RECORD SET:

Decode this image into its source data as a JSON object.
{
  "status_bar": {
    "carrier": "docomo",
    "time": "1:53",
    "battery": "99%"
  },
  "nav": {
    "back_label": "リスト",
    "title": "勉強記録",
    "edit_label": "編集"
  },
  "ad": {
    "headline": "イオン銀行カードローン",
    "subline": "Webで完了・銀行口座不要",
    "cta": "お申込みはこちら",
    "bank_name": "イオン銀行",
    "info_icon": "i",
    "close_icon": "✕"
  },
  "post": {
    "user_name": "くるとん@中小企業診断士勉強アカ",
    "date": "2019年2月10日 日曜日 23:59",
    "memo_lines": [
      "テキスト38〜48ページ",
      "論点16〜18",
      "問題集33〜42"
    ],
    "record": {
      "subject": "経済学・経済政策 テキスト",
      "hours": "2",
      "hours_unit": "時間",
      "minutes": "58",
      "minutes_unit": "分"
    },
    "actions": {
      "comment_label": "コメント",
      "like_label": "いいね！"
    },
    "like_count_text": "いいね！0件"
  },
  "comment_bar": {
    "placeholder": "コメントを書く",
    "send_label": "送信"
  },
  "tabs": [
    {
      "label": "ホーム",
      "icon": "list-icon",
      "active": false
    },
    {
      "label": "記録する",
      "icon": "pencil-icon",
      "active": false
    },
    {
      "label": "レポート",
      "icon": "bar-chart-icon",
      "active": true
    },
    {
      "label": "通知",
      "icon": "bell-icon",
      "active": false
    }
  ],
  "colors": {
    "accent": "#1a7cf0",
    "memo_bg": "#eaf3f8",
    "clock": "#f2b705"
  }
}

TO BE DONE:
Write out the whole listing again, exactly as it stands.

OUTPUT:
Decode this image into its source data as a JSON object.
{
  "status_bar": {
    "carrier": "docomo",
    "time": "1:53",
    "battery": "99%"
  },
  "nav": {
    "back_label": "リスト",
    "title": "勉強記録",
    "edit_label": "編集"
  },
  "ad": {
    "headline": "イオン銀行カードローン",
    "subline": "Webで完了・銀行口座不要",
    "cta": "お申込みはこちら",
    "bank_name": "イオン銀行",
    "info_icon": "i",
    "close_icon": "✕"
  },
  "post": {
    "user_name": "くるとん@中小企業診断士勉強アカ",
    "date": "2019年2月10日 日曜日 23:59",
    "memo_lines": [
      "テキスト38〜48ページ",
      "論点16〜18",
      "問題集33〜42"
    ],
    "record": {
      "subject": "経済学・経済政策 テキスト",
      "hours": "2",
      "hours_unit": "時間",
      "minutes": "58",
      "minutes_unit": "分"
    },
    "actions": {
      "comment_label": "コメント",
      "like_label": "いいね！"
    },
    "like_count_text": "いいね！0件"
  },
  "comment_bar": {
    "placeholder": "コメントを書く",
    "send_label": "送信"
  },
  "tabs": [
    {
      "label": "ホーム",
      "icon": "list-icon",
      "active": false
    },
    {
      "label": "記録する",
      "icon": "pencil-icon",
      "active": false
    },
    {
      "label": "レポート",
      "icon": "bar-chart-icon",
      "active": true
    },
    {
      "label": "通知",
      "icon": "bell-icon",
      "active": false
    }
  ],
  "colors": {
    "accent": "#1a7cf0",
    "memo_bg": "#eaf3f8",
    "clock": "#f2b705"
  }
}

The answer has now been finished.